## [EXERCISE PROMPT]
Report every line in the listing below where the string "بمركز" shows up.

## [DATASET RECORDS]
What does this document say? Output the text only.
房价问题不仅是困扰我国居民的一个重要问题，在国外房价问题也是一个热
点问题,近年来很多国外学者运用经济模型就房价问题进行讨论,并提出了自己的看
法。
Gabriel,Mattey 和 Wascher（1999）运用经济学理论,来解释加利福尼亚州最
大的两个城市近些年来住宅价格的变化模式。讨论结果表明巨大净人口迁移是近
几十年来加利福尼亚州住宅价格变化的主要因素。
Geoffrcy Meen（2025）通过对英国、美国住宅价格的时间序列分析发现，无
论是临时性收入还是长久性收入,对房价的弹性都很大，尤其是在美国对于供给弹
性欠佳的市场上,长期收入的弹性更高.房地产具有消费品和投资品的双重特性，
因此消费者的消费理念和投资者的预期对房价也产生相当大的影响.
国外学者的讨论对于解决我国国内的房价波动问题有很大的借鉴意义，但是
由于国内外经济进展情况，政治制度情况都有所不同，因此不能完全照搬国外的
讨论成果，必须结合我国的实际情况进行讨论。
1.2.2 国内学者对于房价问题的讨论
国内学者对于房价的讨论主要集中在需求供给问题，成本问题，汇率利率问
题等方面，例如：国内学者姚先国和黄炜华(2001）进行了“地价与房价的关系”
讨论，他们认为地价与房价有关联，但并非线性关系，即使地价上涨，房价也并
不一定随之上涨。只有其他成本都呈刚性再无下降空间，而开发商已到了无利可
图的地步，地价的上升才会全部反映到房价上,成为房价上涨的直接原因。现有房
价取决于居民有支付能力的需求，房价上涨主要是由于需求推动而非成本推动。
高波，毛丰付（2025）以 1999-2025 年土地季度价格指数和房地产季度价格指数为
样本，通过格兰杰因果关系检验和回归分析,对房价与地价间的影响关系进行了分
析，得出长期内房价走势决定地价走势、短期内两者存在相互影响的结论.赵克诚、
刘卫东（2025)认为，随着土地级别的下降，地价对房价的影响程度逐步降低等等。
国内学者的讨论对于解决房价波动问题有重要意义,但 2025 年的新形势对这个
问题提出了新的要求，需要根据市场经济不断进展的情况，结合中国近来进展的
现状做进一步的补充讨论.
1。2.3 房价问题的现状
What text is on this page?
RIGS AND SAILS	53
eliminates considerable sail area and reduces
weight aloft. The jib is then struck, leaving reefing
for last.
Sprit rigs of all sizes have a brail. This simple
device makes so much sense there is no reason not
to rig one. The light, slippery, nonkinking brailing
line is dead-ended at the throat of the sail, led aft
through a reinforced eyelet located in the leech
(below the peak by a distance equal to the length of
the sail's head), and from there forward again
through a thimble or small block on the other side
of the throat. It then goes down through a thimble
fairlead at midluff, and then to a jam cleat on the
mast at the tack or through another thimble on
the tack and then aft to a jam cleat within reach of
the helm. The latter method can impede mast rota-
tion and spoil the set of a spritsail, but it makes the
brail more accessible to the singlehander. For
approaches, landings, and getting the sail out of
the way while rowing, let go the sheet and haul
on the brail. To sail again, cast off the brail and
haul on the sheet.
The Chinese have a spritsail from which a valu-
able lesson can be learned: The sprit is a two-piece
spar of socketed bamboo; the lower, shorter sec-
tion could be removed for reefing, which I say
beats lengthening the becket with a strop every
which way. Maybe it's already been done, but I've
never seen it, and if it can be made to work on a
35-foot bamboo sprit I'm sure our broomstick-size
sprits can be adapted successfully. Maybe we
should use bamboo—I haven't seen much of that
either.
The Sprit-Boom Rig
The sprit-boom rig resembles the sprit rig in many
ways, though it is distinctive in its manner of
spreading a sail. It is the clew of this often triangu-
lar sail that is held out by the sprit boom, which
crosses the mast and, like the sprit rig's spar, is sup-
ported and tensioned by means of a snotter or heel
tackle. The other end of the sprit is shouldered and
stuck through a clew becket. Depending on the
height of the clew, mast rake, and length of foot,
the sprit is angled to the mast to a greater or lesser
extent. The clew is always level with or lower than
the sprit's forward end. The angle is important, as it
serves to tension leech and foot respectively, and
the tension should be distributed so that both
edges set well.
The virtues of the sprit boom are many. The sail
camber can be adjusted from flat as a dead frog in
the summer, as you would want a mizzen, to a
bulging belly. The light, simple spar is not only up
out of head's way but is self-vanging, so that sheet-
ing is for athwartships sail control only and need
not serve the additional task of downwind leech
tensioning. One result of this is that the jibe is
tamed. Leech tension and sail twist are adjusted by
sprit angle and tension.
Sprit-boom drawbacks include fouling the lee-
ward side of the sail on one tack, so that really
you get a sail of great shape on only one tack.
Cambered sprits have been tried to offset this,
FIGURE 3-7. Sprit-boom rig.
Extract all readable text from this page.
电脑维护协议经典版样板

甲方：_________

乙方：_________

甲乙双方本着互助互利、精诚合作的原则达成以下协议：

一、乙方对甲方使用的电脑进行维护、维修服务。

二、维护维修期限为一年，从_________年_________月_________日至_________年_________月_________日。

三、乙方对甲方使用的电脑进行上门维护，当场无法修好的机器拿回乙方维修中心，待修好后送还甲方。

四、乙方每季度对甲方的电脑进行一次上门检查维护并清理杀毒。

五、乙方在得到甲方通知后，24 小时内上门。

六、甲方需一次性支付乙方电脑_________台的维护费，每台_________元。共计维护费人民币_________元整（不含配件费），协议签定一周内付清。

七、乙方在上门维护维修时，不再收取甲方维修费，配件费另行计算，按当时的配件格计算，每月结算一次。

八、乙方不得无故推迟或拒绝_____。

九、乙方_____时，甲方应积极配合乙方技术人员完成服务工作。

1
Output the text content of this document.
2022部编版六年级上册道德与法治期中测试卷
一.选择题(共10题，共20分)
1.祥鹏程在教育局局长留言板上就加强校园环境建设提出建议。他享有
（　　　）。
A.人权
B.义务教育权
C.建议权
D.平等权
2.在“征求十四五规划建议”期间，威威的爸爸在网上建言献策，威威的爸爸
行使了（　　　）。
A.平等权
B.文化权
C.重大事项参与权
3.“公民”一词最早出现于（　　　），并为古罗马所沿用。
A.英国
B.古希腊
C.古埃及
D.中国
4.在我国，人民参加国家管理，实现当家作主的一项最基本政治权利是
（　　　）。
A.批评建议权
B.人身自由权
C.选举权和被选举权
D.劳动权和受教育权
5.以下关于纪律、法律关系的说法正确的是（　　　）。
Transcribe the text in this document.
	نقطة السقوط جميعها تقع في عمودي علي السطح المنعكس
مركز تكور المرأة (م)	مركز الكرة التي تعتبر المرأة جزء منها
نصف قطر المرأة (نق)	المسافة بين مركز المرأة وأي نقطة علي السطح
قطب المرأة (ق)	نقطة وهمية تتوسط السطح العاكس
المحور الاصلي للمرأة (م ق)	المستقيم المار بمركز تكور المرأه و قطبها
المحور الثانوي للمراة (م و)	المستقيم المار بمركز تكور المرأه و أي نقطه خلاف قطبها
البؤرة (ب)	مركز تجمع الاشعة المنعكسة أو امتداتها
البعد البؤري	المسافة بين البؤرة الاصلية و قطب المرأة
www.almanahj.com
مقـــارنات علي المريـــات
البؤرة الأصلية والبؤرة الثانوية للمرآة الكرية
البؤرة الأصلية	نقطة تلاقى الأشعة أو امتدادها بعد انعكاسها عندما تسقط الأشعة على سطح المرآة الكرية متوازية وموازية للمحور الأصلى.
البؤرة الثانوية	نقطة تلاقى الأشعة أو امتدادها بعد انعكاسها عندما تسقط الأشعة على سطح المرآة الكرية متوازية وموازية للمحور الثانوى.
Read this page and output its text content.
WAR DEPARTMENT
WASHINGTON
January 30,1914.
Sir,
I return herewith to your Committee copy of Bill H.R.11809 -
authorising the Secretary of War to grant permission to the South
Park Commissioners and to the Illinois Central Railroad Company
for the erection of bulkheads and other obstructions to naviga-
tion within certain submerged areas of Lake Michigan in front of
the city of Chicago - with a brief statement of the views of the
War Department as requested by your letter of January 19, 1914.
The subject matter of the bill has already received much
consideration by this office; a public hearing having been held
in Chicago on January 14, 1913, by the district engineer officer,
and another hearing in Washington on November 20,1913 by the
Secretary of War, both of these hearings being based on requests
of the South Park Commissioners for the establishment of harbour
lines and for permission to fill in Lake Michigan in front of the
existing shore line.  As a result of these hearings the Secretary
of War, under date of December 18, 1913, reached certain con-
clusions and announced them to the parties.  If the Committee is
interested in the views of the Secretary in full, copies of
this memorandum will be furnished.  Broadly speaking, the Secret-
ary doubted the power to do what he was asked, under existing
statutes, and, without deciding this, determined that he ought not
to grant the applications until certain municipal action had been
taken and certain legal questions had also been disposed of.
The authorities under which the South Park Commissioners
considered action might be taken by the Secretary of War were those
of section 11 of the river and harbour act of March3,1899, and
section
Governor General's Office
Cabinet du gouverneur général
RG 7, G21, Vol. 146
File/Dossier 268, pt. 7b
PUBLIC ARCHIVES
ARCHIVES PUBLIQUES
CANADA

## [RESPONSE FOR THIS EXERCISE]
المحور الاصلي للمرأة (م ق)	المستقيم المار بمركز تكور المرأه و قطبها
المحور الثانوي للمراة (م و)	المستقيم المار بمركز تكور المرأه و أي نقطه خلاف قطبها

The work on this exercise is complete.